Exercise instructions:
Render every line of the items below as a Markdown table with two columns, Row and Item line. Give each line its own numbered row and skip any blank lines.

Input material:

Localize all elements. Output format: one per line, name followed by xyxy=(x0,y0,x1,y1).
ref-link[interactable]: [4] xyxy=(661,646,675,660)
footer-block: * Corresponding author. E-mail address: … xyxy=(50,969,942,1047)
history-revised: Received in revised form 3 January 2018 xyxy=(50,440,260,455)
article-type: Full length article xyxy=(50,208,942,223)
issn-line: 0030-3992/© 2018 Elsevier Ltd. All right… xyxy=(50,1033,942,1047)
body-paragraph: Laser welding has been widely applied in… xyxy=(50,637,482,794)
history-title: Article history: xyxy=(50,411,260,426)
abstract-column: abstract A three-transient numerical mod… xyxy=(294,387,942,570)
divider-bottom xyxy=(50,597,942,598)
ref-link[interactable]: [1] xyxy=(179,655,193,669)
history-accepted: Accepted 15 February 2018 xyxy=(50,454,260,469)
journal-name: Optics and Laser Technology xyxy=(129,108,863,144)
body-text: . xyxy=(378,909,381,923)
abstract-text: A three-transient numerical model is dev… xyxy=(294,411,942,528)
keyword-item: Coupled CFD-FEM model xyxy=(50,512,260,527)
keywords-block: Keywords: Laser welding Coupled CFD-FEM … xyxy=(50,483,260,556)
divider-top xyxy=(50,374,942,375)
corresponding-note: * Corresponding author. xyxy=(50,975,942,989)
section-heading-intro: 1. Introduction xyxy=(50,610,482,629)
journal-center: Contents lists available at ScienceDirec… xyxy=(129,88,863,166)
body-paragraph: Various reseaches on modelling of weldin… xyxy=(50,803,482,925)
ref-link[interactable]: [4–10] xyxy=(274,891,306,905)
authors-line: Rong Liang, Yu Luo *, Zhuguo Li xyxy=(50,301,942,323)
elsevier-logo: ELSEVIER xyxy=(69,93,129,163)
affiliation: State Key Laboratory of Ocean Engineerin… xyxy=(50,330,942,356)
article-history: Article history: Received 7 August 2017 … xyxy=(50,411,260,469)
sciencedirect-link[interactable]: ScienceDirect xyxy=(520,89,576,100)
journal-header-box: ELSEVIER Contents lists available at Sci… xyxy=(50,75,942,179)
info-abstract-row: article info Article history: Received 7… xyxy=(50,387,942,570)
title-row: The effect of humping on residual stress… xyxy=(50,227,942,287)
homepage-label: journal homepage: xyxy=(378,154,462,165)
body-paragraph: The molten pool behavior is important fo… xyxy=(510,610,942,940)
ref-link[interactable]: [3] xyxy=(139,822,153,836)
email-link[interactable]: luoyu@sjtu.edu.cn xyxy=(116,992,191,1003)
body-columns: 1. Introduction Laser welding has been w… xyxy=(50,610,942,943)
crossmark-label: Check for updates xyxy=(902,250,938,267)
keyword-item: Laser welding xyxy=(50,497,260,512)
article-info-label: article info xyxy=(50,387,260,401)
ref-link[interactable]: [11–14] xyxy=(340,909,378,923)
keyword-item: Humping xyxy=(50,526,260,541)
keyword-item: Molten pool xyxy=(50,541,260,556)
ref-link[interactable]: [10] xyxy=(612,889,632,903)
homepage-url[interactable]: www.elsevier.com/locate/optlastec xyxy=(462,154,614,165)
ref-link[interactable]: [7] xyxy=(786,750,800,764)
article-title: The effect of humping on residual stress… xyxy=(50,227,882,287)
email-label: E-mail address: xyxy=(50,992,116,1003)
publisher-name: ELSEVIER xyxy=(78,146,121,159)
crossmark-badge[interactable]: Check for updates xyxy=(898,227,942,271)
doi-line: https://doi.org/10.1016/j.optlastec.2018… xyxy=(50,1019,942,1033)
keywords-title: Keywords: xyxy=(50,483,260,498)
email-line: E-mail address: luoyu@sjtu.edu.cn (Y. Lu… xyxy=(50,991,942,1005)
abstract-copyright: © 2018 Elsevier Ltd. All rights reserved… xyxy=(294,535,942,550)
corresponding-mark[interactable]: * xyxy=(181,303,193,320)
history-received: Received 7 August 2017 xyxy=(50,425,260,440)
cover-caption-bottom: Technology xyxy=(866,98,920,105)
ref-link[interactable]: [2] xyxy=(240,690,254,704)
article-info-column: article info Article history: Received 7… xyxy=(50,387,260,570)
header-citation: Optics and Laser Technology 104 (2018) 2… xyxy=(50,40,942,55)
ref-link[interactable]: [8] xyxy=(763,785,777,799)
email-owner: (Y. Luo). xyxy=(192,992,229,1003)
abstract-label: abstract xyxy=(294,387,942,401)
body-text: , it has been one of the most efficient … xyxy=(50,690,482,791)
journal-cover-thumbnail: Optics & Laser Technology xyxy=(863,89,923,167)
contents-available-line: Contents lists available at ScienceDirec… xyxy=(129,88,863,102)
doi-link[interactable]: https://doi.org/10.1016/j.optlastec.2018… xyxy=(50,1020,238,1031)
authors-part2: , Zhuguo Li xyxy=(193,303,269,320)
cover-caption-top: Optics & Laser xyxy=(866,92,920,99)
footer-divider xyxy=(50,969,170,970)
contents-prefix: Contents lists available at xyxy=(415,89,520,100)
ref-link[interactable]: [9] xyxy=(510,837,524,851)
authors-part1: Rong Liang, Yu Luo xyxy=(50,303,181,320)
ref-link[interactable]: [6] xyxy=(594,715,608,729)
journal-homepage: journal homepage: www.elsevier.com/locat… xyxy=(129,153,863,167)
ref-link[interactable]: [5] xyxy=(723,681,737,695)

The response:
| Row | Item line |
|---|---|
| 1 | Localize all elements. Output format: one per line, name followed by xyxy=(x0,y0,x1,y1). |
| 2 | ref-link[interactable]: [4] xyxy=(661,646,675,660) |
| 3 | footer-block: * Corresponding author. E-mail address: … xyxy=(50,969,942,1047) |
| 4 | history-revised: Received in revised form 3 January 2018 xyxy=(50,440,260,455) |
| 5 | article-type: Full length article xyxy=(50,208,942,223) |
| 6 | issn-line: 0030-3992/© 2018 Elsevier Ltd. All right… xyxy=(50,1033,942,1047) |
| 7 | body-paragraph: Laser welding has been widely applied in… xyxy=(50,637,482,794) |
| 8 | history-title: Article history: xyxy=(50,411,260,426) |
| 9 | abstract-column: abstract A three-transient numerical mod… xyxy=(294,387,942,570) |
| 10 | divider-bottom xyxy=(50,597,942,598) |
| 11 | ref-link[interactable]: [1] xyxy=(179,655,193,669) |
| 12 | history-accepted: Accepted 15 February 2018 xyxy=(50,454,260,469) |
| 13 | journal-name: Optics and Laser Technology xyxy=(129,108,863,144) |
| 14 | body-text: . xyxy=(378,909,381,923) |
| 15 | abstract-text: A three-transient numerical model is dev… xyxy=(294,411,942,528) |
| 16 | keyword-item: Coupled CFD-FEM model xyxy=(50,512,260,527) |
| 17 | keywords-block: Keywords: Laser welding Coupled CFD-FEM … xyxy=(50,483,260,556) |
| 18 | divider-top xyxy=(50,374,942,375) |
| 19 | corresponding-note: * Corresponding author. xyxy=(50,975,942,989) |
| 20 | section-heading-intro: 1. Introduction xyxy=(50,610,482,629) |
| 21 | journal-center: Contents lists available at ScienceDirec… xyxy=(129,88,863,166) |
| 22 | body-paragraph: Various reseaches on modelling of weldin… xyxy=(50,803,482,925) |
| 23 | ref-link[interactable]: [4–10] xyxy=(274,891,306,905) |
| 24 | authors-line: Rong Liang, Yu Luo *, Zhuguo Li xyxy=(50,301,942,323) |
| 25 | elsevier-logo: ELSEVIER xyxy=(69,93,129,163) |
| 26 | affiliation: State Key Laboratory of Ocean Engineerin… xyxy=(50,330,942,356) |
| 27 | article-history: Article history: Received 7 August 2017 … xyxy=(50,411,260,469) |
| 28 | sciencedirect-link[interactable]: ScienceDirect xyxy=(520,89,576,100) |
| 29 | journal-header-box: ELSEVIER Contents lists available at Sci… xyxy=(50,75,942,179) |
| 30 | info-abstract-row: article info Article history: Received 7… xyxy=(50,387,942,570) |
| 31 | title-row: The effect of humping on residual stress… xyxy=(50,227,942,287) |
| 32 | homepage-label: journal homepage: xyxy=(378,154,462,165) |
| 33 | body-paragraph: The molten pool behavior is important fo… xyxy=(510,610,942,940) |
| 34 | ref-link[interactable]: [3] xyxy=(139,822,153,836) |
| 35 | email-link[interactable]: luoyu@sjtu.edu.cn xyxy=(116,992,191,1003) |
| 36 | body-columns: 1. Introduction Laser welding has been w… xyxy=(50,610,942,943) |
| 37 | crossmark-label: Check for updates xyxy=(902,250,938,267) |
| 38 | keyword-item: Laser welding xyxy=(50,497,260,512) |
| 39 | article-info-label: article info xyxy=(50,387,260,401) |
| 40 | ref-link[interactable]: [11–14] xyxy=(340,909,378,923) |
| 41 | keyword-item: Humping xyxy=(50,526,260,541) |
| 42 | keyword-item: Molten pool xyxy=(50,541,260,556) |
| 43 | ref-link[interactable]: [10] xyxy=(612,889,632,903) |
| 44 | homepage-url[interactable]: www.elsevier.com/locate/optlastec xyxy=(462,154,614,165) |
| 45 | ref-link[interactable]: [7] xyxy=(786,750,800,764) |
| 46 | article-title: The effect of humping on residual stress… xyxy=(50,227,882,287) |
| 47 | email-label: E-mail address: xyxy=(50,992,116,1003) |
| 48 | publisher-name: ELSEVIER xyxy=(78,146,121,159) |
| 49 | crossmark-badge[interactable]: Check for updates xyxy=(898,227,942,271) |
| 50 | doi-line: https://doi.org/10.1016/j.optlastec.2018… xyxy=(50,1019,942,1033) |
| 51 | keywords-title: Keywords: xyxy=(50,483,260,498) |
| 52 | email-line: E-mail address: luoyu@sjtu.edu.cn (Y. Lu… xyxy=(50,991,942,1005) |
| 53 | abstract-copyright: © 2018 Elsevier Ltd. All rights reserved… xyxy=(294,535,942,550) |
| 54 | corresponding-mark[interactable]: * xyxy=(181,303,193,320) |
| 55 | history-received: Received 7 August 2017 xyxy=(50,425,260,440) |
| 56 | cover-caption-bottom: Technology xyxy=(866,98,920,105) |
| 57 | ref-link[interactable]: [2] xyxy=(240,690,254,704) |
| 58 | article-info-column: article info Article history: Received 7… xyxy=(50,387,260,570) |
| 59 | header-citation: Optics and Laser Technology 104 (2018) 2… xyxy=(50,40,942,55) |
| 60 | ref-link[interactable]: [8] xyxy=(763,785,777,799) |
| 61 | email-owner: (Y. Luo). xyxy=(192,992,229,1003) |
| 62 | abstract-label: abstract xyxy=(294,387,942,401) |
| 63 | body-text: , it has been one of the most efficient … xyxy=(50,690,482,791) |
| 64 | journal-cover-thumbnail: Optics & Laser Technology xyxy=(863,89,923,167) |
| 65 | contents-available-line: Contents lists available at ScienceDirec… xyxy=(129,88,863,102) |
| 66 | doi-link[interactable]: https://doi.org/10.1016/j.optlastec.2018… xyxy=(50,1020,238,1031) |
| 67 | authors-part2: , Zhuguo Li xyxy=(193,303,269,320) |
| 68 | cover-caption-top: Optics & Laser xyxy=(866,92,920,99) |
| 69 | footer-divider xyxy=(50,969,170,970) |
| 70 | contents-prefix: Contents lists available at xyxy=(415,89,520,100) |
| 71 | ref-link[interactable]: [9] xyxy=(510,837,524,851) |
| 72 | authors-part1: Rong Liang, Yu Luo xyxy=(50,303,181,320) |
| 73 | ref-link[interactable]: [6] xyxy=(594,715,608,729) |
| 74 | journal-homepage: journal homepage: www.elsevier.com/locat… xyxy=(129,153,863,167) |
| 75 | ref-link[interactable]: [5] xyxy=(723,681,737,695) |